**TASK STATEMENT**
Report every line in the listing below where the string "ylabel" shows up.

**INPUT FOR THIS TASK**
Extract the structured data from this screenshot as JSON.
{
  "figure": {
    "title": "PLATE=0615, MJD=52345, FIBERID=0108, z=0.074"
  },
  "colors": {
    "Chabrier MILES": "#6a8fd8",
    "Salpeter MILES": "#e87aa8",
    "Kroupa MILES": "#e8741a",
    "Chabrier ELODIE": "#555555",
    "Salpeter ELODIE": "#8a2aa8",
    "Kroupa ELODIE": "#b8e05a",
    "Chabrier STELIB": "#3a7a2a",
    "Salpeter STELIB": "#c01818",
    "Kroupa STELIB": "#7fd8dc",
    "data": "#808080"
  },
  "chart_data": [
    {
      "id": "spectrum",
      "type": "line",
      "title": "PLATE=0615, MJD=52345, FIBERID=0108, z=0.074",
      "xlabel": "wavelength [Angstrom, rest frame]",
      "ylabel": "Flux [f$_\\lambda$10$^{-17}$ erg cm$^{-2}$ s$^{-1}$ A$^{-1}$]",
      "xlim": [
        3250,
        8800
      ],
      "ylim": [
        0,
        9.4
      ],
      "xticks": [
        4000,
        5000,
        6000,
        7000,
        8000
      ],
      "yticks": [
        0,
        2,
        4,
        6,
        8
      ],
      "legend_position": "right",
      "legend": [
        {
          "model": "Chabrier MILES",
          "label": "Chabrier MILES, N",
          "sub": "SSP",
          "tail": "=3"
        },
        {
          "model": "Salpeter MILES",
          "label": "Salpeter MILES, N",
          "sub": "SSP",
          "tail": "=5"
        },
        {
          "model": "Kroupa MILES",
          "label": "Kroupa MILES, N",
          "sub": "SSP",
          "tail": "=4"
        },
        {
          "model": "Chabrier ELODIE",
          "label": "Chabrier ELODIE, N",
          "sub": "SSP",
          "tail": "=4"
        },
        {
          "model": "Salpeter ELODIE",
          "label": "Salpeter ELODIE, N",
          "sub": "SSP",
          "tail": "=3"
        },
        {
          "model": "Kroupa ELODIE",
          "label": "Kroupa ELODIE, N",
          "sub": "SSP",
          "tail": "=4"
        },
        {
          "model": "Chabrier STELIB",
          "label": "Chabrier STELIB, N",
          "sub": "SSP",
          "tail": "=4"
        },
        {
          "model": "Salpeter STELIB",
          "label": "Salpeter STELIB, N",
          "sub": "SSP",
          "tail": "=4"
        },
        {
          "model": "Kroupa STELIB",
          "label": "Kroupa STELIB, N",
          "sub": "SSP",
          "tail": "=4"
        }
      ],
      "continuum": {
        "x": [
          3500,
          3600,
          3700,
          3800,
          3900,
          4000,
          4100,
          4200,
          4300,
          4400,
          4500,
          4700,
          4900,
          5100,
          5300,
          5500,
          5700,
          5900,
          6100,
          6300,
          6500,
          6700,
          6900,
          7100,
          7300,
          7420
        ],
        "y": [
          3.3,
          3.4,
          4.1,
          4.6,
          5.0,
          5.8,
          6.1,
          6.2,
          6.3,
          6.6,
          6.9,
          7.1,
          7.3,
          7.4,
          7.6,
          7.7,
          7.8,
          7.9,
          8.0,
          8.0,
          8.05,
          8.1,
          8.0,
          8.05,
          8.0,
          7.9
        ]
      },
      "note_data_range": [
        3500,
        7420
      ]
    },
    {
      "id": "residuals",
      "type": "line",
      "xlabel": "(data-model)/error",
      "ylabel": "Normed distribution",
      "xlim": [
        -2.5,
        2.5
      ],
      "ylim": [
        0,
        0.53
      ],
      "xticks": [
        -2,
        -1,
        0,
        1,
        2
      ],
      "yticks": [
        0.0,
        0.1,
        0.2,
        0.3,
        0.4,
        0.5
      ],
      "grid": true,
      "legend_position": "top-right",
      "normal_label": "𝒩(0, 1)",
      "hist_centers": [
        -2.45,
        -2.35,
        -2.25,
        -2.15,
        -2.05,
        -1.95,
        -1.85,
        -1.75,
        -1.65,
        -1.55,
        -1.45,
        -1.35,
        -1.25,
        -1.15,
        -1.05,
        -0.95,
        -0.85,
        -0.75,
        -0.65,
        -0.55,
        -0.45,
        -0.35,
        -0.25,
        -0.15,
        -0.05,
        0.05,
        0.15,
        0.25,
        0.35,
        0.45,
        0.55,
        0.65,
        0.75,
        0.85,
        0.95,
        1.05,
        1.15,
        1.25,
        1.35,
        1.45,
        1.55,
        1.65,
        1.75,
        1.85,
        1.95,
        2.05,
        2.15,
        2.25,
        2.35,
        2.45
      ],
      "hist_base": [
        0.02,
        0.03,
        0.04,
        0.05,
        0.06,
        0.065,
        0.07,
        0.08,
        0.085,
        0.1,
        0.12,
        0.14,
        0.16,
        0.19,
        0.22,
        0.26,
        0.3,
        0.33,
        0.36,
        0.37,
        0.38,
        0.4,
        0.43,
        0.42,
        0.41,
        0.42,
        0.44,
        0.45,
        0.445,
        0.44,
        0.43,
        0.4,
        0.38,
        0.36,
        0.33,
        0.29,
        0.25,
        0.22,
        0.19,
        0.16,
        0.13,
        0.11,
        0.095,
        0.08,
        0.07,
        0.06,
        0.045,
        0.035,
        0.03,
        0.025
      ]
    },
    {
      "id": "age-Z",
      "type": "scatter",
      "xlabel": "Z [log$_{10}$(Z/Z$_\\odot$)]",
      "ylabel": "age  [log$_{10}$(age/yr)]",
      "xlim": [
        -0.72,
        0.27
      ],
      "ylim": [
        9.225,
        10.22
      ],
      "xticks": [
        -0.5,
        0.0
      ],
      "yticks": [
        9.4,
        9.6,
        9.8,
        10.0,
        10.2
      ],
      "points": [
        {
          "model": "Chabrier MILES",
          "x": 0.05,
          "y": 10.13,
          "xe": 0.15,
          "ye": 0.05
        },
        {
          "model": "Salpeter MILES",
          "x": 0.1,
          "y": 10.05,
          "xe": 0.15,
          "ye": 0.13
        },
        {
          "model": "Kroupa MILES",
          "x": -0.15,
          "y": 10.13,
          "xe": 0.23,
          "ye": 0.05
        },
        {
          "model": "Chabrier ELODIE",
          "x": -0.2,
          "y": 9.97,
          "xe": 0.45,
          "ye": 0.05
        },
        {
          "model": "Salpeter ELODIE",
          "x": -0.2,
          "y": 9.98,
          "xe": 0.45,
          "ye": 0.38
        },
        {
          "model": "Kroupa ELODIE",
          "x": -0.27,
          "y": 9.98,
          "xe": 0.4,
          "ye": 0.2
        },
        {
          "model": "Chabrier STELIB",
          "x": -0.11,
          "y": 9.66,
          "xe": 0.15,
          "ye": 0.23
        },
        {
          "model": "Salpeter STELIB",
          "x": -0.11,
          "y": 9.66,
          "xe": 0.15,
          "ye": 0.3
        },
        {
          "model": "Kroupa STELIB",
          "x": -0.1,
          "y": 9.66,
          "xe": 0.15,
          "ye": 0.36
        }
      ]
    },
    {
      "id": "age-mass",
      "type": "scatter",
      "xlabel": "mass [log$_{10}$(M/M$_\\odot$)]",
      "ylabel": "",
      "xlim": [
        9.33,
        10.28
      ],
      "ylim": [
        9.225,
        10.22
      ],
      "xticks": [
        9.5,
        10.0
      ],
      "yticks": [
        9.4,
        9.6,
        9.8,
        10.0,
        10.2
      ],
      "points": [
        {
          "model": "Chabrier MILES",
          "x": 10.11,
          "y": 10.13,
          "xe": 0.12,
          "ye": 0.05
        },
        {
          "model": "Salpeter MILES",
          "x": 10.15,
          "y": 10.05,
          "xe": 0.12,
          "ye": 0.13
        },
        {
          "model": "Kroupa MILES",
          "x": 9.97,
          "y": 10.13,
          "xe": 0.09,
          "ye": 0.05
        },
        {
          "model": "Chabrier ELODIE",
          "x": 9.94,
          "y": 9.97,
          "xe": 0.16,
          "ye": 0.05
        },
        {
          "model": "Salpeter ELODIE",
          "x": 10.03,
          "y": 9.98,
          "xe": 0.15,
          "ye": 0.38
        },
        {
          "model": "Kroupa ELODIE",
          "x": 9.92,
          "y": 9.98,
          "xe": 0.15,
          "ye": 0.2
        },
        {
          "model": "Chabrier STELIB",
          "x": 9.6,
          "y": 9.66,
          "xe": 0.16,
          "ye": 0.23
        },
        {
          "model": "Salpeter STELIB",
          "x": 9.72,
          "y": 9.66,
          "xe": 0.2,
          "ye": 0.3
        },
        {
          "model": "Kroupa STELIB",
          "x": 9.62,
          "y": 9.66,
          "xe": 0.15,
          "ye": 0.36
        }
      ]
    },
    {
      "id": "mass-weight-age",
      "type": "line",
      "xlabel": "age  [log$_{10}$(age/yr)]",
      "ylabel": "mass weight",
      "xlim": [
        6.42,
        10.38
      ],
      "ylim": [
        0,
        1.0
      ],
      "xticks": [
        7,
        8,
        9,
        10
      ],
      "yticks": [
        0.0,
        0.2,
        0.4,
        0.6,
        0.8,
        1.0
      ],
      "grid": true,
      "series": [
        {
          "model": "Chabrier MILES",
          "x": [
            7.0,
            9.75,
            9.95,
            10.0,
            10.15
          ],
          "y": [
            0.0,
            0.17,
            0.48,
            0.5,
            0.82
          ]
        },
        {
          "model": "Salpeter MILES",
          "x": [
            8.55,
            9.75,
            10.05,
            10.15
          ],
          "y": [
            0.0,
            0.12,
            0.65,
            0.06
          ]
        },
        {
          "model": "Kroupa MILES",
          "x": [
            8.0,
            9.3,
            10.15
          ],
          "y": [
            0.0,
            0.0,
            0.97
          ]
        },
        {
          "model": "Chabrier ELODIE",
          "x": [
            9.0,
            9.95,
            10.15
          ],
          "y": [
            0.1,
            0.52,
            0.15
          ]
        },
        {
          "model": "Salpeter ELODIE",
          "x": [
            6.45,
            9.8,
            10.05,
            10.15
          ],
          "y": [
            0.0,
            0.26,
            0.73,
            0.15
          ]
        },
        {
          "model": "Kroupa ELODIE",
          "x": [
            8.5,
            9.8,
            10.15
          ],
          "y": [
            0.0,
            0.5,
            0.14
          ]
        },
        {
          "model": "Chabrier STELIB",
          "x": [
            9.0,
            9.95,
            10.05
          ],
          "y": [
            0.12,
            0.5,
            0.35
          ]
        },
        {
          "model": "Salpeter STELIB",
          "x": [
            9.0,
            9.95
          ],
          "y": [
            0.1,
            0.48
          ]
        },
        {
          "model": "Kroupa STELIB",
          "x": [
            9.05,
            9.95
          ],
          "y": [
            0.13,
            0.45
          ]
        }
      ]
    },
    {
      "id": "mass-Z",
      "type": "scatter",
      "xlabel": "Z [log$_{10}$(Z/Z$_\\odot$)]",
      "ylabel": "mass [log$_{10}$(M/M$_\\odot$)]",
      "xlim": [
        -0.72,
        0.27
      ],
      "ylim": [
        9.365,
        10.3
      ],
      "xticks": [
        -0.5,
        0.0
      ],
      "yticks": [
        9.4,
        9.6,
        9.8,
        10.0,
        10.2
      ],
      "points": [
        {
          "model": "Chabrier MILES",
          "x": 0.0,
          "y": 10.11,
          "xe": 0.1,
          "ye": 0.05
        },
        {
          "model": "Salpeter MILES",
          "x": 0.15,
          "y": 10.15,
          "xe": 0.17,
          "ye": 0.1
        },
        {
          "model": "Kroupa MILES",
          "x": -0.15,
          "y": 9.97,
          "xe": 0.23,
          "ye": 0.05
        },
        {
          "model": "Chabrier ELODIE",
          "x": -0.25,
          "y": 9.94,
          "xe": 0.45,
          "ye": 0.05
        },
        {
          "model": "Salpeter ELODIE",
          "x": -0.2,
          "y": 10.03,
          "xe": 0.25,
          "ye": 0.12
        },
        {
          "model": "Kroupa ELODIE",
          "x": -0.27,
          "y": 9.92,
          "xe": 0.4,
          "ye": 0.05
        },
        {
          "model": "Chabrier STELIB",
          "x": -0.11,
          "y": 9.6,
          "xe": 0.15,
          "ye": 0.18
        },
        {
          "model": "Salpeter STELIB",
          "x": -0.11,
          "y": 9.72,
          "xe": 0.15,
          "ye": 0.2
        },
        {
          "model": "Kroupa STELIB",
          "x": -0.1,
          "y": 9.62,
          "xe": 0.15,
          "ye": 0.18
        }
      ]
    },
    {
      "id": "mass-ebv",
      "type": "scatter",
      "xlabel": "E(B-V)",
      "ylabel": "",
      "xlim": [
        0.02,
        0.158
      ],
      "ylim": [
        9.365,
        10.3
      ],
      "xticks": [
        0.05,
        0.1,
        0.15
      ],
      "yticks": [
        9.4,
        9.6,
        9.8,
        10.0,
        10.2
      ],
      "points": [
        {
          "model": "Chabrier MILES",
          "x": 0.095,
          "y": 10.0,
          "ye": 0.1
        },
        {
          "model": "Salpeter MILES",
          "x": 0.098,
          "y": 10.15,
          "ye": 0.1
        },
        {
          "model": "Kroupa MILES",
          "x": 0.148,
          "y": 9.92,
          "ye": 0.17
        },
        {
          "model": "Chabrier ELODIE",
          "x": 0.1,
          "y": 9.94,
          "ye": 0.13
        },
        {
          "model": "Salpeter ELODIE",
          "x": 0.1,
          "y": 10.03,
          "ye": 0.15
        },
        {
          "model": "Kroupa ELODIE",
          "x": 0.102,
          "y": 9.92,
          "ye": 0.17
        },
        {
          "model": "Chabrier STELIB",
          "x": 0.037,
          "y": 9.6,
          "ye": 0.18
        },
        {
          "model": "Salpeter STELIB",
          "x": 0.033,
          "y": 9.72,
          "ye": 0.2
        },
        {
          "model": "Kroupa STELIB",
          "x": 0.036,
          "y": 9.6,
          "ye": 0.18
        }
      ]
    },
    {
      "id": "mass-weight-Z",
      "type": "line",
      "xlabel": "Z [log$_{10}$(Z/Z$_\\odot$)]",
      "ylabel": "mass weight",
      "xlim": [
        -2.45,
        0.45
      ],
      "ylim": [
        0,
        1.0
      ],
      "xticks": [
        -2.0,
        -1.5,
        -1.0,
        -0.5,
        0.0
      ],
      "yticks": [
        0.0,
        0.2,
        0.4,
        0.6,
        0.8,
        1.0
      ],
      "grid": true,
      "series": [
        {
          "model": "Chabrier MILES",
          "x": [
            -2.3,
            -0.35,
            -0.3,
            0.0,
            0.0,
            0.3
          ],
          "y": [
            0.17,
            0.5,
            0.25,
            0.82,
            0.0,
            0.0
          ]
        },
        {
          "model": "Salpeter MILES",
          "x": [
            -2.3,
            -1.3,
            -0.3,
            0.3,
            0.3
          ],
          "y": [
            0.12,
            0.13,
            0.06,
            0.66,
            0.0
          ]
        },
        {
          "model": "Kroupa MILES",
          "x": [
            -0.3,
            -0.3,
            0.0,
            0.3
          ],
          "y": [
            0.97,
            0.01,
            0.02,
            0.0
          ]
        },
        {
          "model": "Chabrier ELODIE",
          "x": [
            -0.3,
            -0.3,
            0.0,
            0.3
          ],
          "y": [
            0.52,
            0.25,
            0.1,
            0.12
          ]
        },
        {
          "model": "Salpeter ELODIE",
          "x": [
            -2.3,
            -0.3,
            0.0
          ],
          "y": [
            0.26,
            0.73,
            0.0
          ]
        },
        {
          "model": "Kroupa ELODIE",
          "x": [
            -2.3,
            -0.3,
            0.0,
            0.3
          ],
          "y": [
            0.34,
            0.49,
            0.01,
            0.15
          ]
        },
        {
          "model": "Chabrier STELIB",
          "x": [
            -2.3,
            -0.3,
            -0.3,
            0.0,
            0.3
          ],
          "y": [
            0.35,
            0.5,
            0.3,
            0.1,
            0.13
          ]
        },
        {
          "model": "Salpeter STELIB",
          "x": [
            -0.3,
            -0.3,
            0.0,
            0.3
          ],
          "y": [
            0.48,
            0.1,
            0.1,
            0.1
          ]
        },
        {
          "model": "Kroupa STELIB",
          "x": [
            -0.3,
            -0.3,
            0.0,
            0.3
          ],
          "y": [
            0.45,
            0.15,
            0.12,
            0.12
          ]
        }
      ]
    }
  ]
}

**FULL RESPONSE**
      "ylabel": "Flux [f$_\\lambda$10$^{-17}$ erg cm$^{-2}$ s$^{-1}$ A$^{-1}$]",
      "ylabel": "Normed distribution",
      "ylabel": "age  [log$_{10}$(age/yr)]",
      "ylabel": "",
      "ylabel": "mass weight",
      "ylabel": "mass [log$_{10}$(M/M$_\\odot$)]",
      "ylabel": "",
      "ylabel": "mass weight",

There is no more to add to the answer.